> [Required task]: Give, as a bare number, the count of lines that contain the word "JSON".

######

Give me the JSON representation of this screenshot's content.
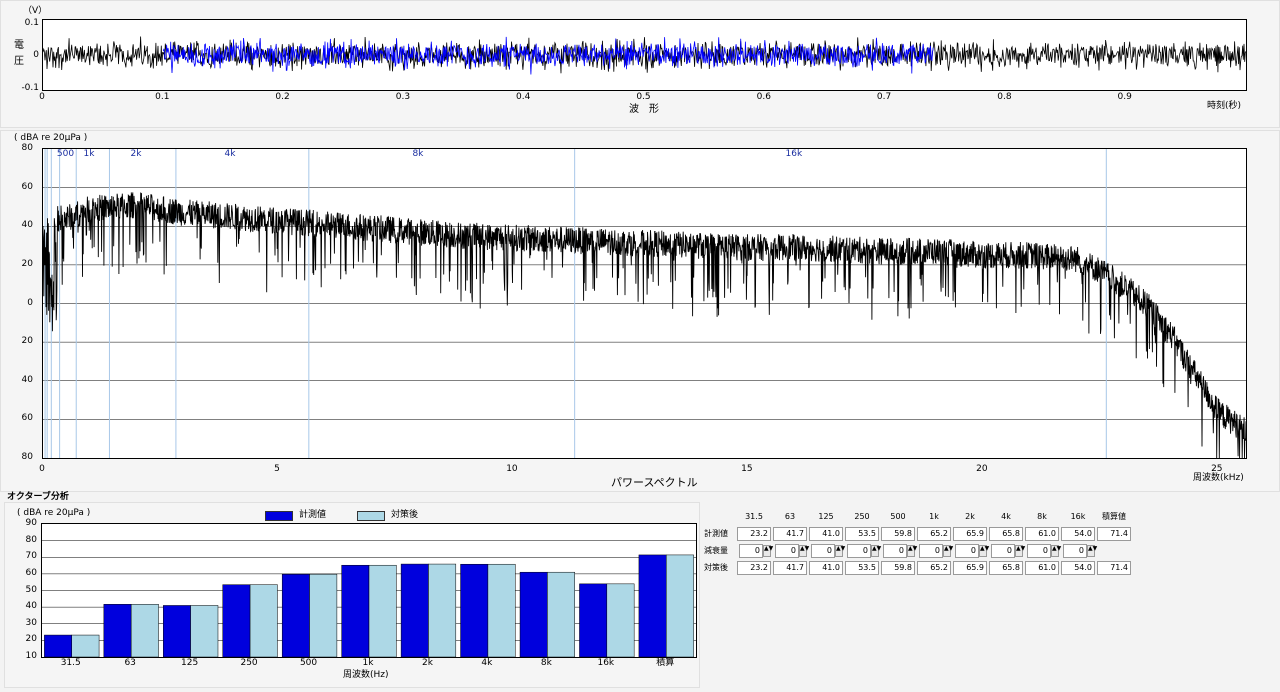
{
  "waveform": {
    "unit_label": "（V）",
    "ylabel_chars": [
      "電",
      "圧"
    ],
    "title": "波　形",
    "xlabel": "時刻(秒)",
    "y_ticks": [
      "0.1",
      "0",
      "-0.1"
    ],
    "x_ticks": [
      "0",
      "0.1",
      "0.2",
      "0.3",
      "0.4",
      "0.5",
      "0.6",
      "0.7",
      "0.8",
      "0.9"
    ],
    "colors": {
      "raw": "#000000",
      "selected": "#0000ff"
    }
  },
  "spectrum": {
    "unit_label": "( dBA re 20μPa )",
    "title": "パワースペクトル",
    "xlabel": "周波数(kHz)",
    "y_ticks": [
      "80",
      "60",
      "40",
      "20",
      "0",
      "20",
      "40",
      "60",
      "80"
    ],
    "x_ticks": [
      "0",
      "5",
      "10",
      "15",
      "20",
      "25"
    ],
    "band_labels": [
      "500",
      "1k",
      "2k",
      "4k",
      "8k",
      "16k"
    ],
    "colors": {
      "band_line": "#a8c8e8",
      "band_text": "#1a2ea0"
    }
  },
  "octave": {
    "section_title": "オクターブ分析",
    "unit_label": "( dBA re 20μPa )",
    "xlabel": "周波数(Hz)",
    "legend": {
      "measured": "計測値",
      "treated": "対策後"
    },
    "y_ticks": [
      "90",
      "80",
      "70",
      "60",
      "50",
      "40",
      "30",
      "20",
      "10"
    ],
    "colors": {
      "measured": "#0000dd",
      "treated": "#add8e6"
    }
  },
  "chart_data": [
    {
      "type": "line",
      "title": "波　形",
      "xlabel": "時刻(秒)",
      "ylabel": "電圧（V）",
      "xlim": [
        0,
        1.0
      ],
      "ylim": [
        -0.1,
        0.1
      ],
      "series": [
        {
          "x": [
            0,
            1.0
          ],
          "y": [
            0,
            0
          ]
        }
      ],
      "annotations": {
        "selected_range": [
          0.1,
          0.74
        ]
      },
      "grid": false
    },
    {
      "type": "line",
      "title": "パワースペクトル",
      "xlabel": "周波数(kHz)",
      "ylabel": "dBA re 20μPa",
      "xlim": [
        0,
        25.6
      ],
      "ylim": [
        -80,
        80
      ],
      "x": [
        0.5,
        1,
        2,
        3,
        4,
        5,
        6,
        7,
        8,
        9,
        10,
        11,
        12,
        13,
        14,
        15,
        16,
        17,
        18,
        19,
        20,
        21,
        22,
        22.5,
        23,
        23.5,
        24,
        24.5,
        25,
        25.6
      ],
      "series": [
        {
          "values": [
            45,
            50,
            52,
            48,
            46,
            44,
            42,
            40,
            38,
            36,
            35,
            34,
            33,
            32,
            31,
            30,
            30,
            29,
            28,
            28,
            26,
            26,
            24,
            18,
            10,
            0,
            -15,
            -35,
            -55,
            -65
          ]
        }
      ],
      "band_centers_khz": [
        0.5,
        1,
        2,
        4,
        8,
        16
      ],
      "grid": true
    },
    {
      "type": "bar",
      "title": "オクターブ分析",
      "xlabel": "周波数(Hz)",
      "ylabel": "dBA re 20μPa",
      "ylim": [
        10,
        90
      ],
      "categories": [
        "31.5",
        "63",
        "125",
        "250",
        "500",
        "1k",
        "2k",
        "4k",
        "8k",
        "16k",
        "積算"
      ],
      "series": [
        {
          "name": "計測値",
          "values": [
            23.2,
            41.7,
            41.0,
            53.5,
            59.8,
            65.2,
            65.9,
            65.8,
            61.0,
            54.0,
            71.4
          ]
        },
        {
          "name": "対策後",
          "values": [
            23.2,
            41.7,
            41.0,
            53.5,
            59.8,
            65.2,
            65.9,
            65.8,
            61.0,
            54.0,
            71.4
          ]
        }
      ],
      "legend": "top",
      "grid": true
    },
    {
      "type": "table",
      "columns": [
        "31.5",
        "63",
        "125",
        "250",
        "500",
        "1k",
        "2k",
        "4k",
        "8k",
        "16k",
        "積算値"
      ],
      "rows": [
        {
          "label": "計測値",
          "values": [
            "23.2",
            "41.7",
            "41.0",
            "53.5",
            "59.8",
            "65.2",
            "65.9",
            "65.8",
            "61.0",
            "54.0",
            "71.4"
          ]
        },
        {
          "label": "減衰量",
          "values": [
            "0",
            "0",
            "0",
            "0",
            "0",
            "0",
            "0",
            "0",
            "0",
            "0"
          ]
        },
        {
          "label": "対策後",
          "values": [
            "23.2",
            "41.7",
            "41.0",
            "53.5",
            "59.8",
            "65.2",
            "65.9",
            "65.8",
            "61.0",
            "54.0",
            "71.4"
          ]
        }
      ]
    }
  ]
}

######

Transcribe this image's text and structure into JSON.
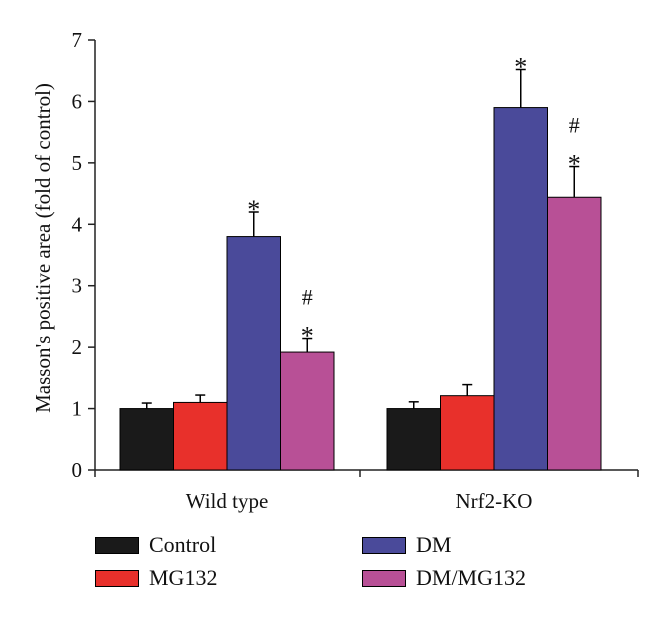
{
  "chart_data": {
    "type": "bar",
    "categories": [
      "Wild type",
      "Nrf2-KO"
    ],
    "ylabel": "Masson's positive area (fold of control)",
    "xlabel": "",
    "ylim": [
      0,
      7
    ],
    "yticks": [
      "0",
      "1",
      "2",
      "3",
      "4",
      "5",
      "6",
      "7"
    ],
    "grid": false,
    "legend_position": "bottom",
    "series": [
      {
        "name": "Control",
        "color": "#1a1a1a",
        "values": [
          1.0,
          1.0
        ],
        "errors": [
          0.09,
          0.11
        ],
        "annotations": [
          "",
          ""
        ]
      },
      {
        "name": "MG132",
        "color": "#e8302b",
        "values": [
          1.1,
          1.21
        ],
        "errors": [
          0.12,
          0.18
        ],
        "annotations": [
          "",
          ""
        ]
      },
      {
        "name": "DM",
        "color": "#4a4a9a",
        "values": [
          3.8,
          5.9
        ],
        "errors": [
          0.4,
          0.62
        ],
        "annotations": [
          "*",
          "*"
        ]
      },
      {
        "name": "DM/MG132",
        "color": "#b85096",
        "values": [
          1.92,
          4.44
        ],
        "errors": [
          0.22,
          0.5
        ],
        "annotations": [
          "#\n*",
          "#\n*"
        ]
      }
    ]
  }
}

######

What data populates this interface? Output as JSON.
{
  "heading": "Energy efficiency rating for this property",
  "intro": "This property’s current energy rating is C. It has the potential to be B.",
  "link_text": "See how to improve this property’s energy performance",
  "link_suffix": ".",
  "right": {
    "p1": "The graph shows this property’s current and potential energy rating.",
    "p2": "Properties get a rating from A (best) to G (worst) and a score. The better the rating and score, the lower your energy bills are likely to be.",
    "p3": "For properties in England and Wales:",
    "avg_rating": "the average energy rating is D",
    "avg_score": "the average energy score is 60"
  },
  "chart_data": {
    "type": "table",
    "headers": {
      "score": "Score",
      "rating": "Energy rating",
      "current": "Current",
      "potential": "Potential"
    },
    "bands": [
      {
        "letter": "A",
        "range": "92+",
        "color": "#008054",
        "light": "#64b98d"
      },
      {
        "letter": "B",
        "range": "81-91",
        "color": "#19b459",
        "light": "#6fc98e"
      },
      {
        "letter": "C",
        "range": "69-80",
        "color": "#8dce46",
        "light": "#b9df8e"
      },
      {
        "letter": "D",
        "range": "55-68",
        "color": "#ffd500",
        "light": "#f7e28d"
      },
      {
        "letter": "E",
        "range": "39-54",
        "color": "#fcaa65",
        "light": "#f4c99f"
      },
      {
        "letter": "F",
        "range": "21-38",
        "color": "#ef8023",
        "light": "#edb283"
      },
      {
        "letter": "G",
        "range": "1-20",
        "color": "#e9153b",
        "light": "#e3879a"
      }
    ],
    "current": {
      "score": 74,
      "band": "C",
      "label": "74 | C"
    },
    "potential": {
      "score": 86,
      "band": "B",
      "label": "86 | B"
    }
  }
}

######

> [Task result]: 3